### Problem to work on:
Every entry here needs to be repeated exactly.

-- start Data shown --

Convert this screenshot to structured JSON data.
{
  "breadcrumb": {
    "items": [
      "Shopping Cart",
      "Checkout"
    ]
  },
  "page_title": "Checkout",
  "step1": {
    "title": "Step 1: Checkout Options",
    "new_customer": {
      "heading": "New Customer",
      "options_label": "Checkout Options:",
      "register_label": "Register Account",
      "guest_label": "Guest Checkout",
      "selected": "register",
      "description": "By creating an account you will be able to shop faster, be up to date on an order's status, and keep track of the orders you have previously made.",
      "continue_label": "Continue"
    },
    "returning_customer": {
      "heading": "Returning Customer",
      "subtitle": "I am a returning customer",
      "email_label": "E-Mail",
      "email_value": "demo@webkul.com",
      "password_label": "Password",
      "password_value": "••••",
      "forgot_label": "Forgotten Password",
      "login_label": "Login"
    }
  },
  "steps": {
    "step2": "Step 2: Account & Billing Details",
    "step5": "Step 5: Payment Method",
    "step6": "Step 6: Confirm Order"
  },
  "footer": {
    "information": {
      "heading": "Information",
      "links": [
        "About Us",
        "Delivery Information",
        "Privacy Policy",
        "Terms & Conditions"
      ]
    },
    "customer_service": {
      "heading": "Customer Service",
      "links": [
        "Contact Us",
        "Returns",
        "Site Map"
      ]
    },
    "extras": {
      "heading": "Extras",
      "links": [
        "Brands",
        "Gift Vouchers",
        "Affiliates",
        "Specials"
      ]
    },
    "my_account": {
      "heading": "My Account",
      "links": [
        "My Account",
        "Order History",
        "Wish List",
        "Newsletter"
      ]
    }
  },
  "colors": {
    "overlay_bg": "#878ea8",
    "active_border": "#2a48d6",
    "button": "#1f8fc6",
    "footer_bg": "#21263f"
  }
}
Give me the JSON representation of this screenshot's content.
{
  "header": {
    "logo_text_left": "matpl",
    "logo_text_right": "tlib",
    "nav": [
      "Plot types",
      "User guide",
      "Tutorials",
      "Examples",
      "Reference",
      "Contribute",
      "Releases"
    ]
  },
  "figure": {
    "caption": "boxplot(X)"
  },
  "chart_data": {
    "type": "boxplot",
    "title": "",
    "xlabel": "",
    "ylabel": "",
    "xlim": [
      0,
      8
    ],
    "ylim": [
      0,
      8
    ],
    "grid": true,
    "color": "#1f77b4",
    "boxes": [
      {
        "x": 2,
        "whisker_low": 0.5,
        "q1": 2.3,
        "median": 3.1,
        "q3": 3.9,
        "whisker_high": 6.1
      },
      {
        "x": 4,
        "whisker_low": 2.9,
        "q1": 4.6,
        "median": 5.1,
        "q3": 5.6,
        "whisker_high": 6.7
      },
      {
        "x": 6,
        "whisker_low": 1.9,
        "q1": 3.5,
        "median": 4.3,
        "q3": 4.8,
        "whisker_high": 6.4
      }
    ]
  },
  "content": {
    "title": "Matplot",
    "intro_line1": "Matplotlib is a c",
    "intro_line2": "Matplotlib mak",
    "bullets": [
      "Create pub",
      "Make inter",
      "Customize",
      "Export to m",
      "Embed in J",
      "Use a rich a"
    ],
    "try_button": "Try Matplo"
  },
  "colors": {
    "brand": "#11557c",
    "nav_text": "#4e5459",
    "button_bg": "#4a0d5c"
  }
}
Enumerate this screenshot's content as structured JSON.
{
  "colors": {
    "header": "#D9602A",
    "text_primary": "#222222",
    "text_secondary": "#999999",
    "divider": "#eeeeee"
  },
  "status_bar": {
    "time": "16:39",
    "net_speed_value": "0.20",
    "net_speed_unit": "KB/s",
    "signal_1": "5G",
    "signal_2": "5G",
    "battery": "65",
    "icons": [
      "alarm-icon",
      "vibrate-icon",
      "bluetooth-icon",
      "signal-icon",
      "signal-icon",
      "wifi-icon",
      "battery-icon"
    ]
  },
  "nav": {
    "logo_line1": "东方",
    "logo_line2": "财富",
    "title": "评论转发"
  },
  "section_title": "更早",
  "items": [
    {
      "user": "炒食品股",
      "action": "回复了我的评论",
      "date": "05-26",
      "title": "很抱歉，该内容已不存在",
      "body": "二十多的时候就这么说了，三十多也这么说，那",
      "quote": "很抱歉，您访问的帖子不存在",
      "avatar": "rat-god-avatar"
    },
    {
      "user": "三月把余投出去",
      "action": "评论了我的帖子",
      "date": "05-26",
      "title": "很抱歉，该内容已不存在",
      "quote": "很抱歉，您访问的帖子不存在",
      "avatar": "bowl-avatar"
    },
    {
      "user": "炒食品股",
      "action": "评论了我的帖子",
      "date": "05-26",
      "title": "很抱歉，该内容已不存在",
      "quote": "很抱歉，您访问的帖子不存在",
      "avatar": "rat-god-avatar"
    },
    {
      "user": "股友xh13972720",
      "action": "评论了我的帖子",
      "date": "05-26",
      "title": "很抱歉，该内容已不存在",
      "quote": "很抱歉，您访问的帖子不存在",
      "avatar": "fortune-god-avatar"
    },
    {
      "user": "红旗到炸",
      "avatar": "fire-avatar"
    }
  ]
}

-- end Data shown --

### Result of this exercise:
Convert this screenshot to structured JSON data.
{
  "breadcrumb": {
    "items": [
      "Shopping Cart",
      "Checkout"
    ]
  },
  "page_title": "Checkout",
  "step1": {
    "title": "Step 1: Checkout Options",
    "new_customer": {
      "heading": "New Customer",
      "options_label": "Checkout Options:",
      "register_label": "Register Account",
      "guest_label": "Guest Checkout",
      "selected": "register",
      "description": "By creating an account you will be able to shop faster, be up to date on an order's status, and keep track of the orders you have previously made.",
      "continue_label": "Continue"
    },
    "returning_customer": {
      "heading": "Returning Customer",
      "subtitle": "I am a returning customer",
      "email_label": "E-Mail",
      "email_value": "demo@webkul.com",
      "password_label": "Password",
      "password_value": "••••",
      "forgot_label": "Forgotten Password",
      "login_label": "Login"
    }
  },
  "steps": {
    "step2": "Step 2: Account & Billing Details",
    "step5": "Step 5: Payment Method",
    "step6": "Step 6: Confirm Order"
  },
  "footer": {
    "information": {
      "heading": "Information",
      "links": [
        "About Us",
        "Delivery Information",
        "Privacy Policy",
        "Terms & Conditions"
      ]
    },
    "customer_service": {
      "heading": "Customer Service",
      "links": [
        "Contact Us",
        "Returns",
        "Site Map"
      ]
    },
    "extras": {
      "heading": "Extras",
      "links": [
        "Brands",
        "Gift Vouchers",
        "Affiliates",
        "Specials"
      ]
    },
    "my_account": {
      "heading": "My Account",
      "links": [
        "My Account",
        "Order History",
        "Wish List",
        "Newsletter"
      ]
    }
  },
  "colors": {
    "overlay_bg": "#878ea8",
    "active_border": "#2a48d6",
    "button": "#1f8fc6",
    "footer_bg": "#21263f"
  }
}
Give me the JSON representation of this screenshot's content.
{
  "header": {
    "logo_text_left": "matpl",
    "logo_text_right": "tlib",
    "nav": [
      "Plot types",
      "User guide",
      "Tutorials",
      "Examples",
      "Reference",
      "Contribute",
      "Releases"
    ]
  },
  "figure": {
    "caption": "boxplot(X)"
  },
  "chart_data": {
    "type": "boxplot",
    "title": "",
    "xlabel": "",
    "ylabel": "",
    "xlim": [
      0,
      8
    ],
    "ylim": [
      0,
      8
    ],
    "grid": true,
    "color": "#1f77b4",
    "boxes": [
      {
        "x": 2,
        "whisker_low": 0.5,
        "q1": 2.3,
        "median": 3.1,
        "q3": 3.9,
        "whisker_high": 6.1
      },
      {
        "x": 4,
        "whisker_low": 2.9,
        "q1": 4.6,
        "median": 5.1,
        "q3": 5.6,
        "whisker_high": 6.7
      },
      {
        "x": 6,
        "whisker_low": 1.9,
        "q1": 3.5,
        "median": 4.3,
        "q3": 4.8,
        "whisker_high": 6.4
      }
    ]
  },
  "content": {
    "title": "Matplot",
    "intro_line1": "Matplotlib is a c",
    "intro_line2": "Matplotlib mak",
    "bullets": [
      "Create pub",
      "Make inter",
      "Customize",
      "Export to m",
      "Embed in J",
      "Use a rich a"
    ],
    "try_button": "Try Matplo"
  },
  "colors": {
    "brand": "#11557c",
    "nav_text": "#4e5459",
    "button_bg": "#4a0d5c"
  }
}
Enumerate this screenshot's content as structured JSON.
{
  "colors": {
    "header": "#D9602A",
    "text_primary": "#222222",
    "text_secondary": "#999999",
    "divider": "#eeeeee"
  },
  "status_bar": {
    "time": "16:39",
    "net_speed_value": "0.20",
    "net_speed_unit": "KB/s",
    "signal_1": "5G",
    "signal_2": "5G",
    "battery": "65",
    "icons": [
      "alarm-icon",
      "vibrate-icon",
      "bluetooth-icon",
      "signal-icon",
      "signal-icon",
      "wifi-icon",
      "battery-icon"
    ]
  },
  "nav": {
    "logo_line1": "东方",
    "logo_line2": "财富",
    "title": "评论转发"
  },
  "section_title": "更早",
  "items": [
    {
      "user": "炒食品股",
      "action": "回复了我的评论",
      "date": "05-26",
      "title": "很抱歉，该内容已不存在",
      "body": "二十多的时候就这么说了，三十多也这么说，那",
      "quote": "很抱歉，您访问的帖子不存在",
      "avatar": "rat-god-avatar"
    },
    {
      "user": "三月把余投出去",
      "action": "评论了我的帖子",
      "date": "05-26",
      "title": "很抱歉，该内容已不存在",
      "quote": "很抱歉，您访问的帖子不存在",
      "avatar": "bowl-avatar"
    },
    {
      "user": "炒食品股",
      "action": "评论了我的帖子",
      "date": "05-26",
      "title": "很抱歉，该内容已不存在",
      "quote": "很抱歉，您访问的帖子不存在",
      "avatar": "rat-god-avatar"
    },
    {
      "user": "股友xh13972720",
      "action": "评论了我的帖子",
      "date": "05-26",
      "title": "很抱歉，该内容已不存在",
      "quote": "很抱歉，您访问的帖子不存在",
      "avatar": "fortune-god-avatar"
    },
    {
      "user": "红旗到炸",
      "avatar": "fire-avatar"
    }
  ]
}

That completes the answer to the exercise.